* _Goal of the exercise_:
Rewrite the records below with every "motorcycle-icon" changed to "motorbike-icon" and everything else kept the same. Leave the pictures out.

——

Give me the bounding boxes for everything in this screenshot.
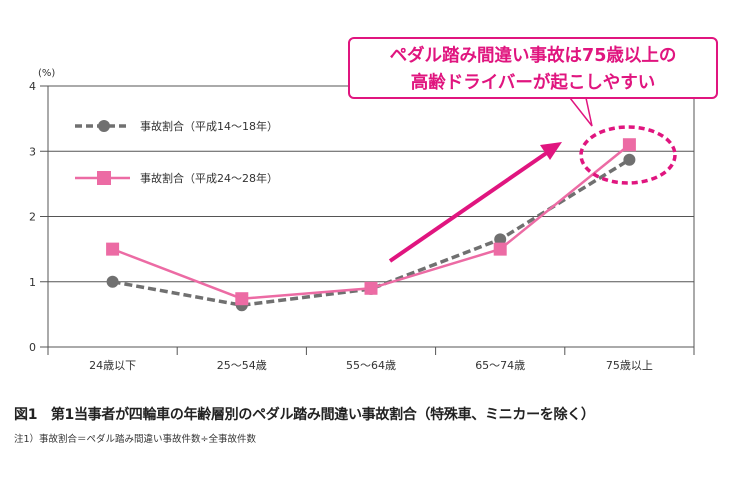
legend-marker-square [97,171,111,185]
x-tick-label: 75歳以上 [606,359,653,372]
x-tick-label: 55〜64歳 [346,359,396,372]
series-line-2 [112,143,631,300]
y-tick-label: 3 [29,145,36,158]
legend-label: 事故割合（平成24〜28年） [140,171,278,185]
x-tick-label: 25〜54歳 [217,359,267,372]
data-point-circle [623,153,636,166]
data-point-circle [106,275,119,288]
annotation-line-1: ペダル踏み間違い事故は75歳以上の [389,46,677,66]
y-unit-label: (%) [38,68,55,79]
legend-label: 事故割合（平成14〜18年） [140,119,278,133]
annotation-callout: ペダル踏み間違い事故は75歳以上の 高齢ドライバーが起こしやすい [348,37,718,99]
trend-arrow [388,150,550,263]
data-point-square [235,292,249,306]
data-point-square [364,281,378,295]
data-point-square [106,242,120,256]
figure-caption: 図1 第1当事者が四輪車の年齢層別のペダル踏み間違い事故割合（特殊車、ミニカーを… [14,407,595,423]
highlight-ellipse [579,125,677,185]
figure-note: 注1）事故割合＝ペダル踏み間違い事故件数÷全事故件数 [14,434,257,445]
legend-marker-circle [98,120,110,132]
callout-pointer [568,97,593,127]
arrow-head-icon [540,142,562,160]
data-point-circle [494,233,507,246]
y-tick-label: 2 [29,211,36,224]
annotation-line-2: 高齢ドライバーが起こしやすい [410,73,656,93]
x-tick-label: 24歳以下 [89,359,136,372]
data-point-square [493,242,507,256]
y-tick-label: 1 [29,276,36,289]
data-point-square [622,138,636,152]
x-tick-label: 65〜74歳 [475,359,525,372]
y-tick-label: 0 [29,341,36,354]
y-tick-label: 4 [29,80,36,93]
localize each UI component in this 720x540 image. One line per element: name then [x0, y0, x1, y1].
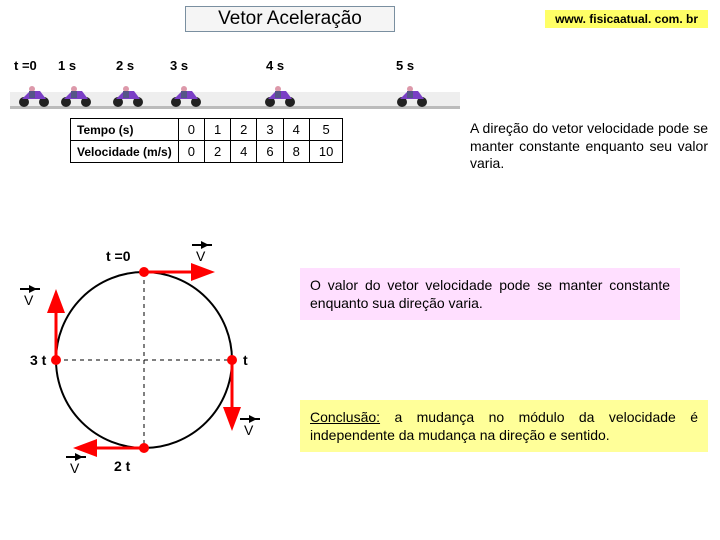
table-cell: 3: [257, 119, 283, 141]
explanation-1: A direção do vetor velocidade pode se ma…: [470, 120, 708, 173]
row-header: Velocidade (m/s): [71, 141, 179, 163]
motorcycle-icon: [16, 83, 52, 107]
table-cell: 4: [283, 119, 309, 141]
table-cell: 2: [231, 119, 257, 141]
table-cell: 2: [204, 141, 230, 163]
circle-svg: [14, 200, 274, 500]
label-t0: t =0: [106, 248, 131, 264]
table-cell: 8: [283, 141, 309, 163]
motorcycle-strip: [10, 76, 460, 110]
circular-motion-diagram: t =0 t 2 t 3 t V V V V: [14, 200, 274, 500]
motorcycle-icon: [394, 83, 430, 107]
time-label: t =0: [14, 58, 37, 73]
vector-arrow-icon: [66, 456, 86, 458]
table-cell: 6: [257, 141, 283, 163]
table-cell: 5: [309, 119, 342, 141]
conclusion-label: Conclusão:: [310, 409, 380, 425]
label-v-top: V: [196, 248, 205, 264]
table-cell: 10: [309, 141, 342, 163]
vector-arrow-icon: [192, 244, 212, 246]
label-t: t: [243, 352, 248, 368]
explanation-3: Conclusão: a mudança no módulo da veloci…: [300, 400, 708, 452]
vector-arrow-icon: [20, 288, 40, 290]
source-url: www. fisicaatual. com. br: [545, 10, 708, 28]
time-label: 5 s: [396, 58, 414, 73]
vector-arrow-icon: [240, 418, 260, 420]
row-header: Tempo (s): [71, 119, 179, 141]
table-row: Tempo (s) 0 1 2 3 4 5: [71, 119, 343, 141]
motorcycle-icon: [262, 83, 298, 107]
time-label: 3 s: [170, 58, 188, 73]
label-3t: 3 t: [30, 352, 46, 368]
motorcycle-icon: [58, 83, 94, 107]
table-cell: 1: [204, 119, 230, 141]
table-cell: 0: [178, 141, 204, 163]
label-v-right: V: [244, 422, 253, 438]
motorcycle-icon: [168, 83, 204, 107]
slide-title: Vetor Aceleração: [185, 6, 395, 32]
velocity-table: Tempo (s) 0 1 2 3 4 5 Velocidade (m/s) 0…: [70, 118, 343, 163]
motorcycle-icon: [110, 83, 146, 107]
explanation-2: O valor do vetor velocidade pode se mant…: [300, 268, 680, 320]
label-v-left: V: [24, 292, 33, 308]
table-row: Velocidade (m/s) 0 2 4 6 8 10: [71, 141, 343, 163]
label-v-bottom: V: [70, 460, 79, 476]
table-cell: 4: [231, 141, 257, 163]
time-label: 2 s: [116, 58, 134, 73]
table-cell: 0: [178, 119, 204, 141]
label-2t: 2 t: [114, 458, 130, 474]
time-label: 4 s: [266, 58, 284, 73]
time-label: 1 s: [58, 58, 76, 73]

——

* _Solved problem_:
Give me the bounding boxes for everything in this screenshot.
legend-marker-square [97,171,111,185]
x-tick-label: 75歳以上 [606,359,653,372]
x-tick-label: 55〜64歳 [346,359,396,372]
series-line-2 [112,143,631,300]
y-tick-label: 3 [29,145,36,158]
legend-label: 事故割合（平成24〜28年） [140,171,278,185]
x-tick-label: 25〜54歳 [217,359,267,372]
data-point-circle [623,153,636,166]
data-point-circle [106,275,119,288]
annotation-line-1: ペダル踏み間違い事故は75歳以上の [389,46,677,66]
y-unit-label: (%) [38,68,55,79]
legend-label: 事故割合（平成14〜18年） [140,119,278,133]
annotation-callout: ペダル踏み間違い事故は75歳以上の 高齢ドライバーが起こしやすい [348,37,718,99]
trend-arrow [388,150,550,263]
data-point-square [235,292,249,306]
data-point-square [364,281,378,295]
data-point-square [106,242,120,256]
figure-caption: 図1 第1当事者が四輪車の年齢層別のペダル踏み間違い事故割合（特殊車、ミニカーを… [14,407,595,423]
highlight-ellipse [579,125,677,185]
figure-note: 注1）事故割合＝ペダル踏み間違い事故件数÷全事故件数 [14,434,257,445]
legend-marker-circle [98,120,110,132]
callout-pointer [568,97,593,127]
arrow-head-icon [540,142,562,160]
data-point-circle [494,233,507,246]
y-tick-label: 2 [29,211,36,224]
annotation-line-2: 高齢ドライバーが起こしやすい [410,73,656,93]
x-tick-label: 24歳以下 [89,359,136,372]
data-point-square [493,242,507,256]
y-tick-label: 1 [29,276,36,289]
data-point-square [622,138,636,152]
x-tick-label: 65〜74歳 [475,359,525,372]
y-tick-label: 0 [29,341,36,354]
y-tick-label: 4 [29,80,36,93]
localize each UI component in this 720x540 image. One line per element: name then [x0, y0, x1, y1].
table-cell: 3: [257, 119, 283, 141]
explanation-1: A direção do vetor velocidade pode se ma…: [470, 120, 708, 173]
row-header: Velocidade (m/s): [71, 141, 179, 163]
motorbike-icon: [16, 83, 52, 107]
table-cell: 4: [283, 119, 309, 141]
table-cell: 2: [231, 119, 257, 141]
table-cell: 2: [204, 141, 230, 163]
circle-svg: [14, 200, 274, 500]
label-t0: t =0: [106, 248, 131, 264]
table-cell: 8: [283, 141, 309, 163]
motorcycle-strip: [10, 76, 460, 110]
circular-motion-diagram: t =0 t 2 t 3 t V V V V: [14, 200, 274, 500]
motorbike-icon: [394, 83, 430, 107]
time-label: t =0: [14, 58, 37, 73]
vector-arrow-icon: [66, 456, 86, 458]
table-cell: 6: [257, 141, 283, 163]
table-cell: 5: [309, 119, 342, 141]
conclusion-label: Conclusão:: [310, 409, 380, 425]
label-v-top: V: [196, 248, 205, 264]
table-cell: 10: [309, 141, 342, 163]
vector-arrow-icon: [192, 244, 212, 246]
label-t: t: [243, 352, 248, 368]
explanation-3: Conclusão: a mudança no módulo da veloci…: [300, 400, 708, 452]
vector-arrow-icon: [20, 288, 40, 290]
source-url: www. fisicaatual. com. br: [545, 10, 708, 28]
time-label: 5 s: [396, 58, 414, 73]
vector-arrow-icon: [240, 418, 260, 420]
row-header: Tempo (s): [71, 119, 179, 141]
table-row: Tempo (s) 0 1 2 3 4 5: [71, 119, 343, 141]
motorbike-icon: [262, 83, 298, 107]
time-label: 3 s: [170, 58, 188, 73]
label-3t: 3 t: [30, 352, 46, 368]
motorbike-icon: [58, 83, 94, 107]
table-cell: 1: [204, 119, 230, 141]
table-cell: 0: [178, 141, 204, 163]
label-v-right: V: [244, 422, 253, 438]
motorbike-icon: [168, 83, 204, 107]
slide-title: Vetor Aceleração: [185, 6, 395, 32]
velocity-table: Tempo (s) 0 1 2 3 4 5 Velocidade (m/s) 0…: [70, 118, 343, 163]
motorbike-icon: [110, 83, 146, 107]
explanation-2: O valor do vetor velocidade pode se mant…: [300, 268, 680, 320]
label-v-left: V: [24, 292, 33, 308]
table-row: Velocidade (m/s) 0 2 4 6 8 10: [71, 141, 343, 163]
label-v-bottom: V: [70, 460, 79, 476]
table-cell: 4: [231, 141, 257, 163]
time-label: 2 s: [116, 58, 134, 73]
table-cell: 0: [178, 119, 204, 141]
label-2t: 2 t: [114, 458, 130, 474]
time-label: 4 s: [266, 58, 284, 73]
time-label: 1 s: [58, 58, 76, 73]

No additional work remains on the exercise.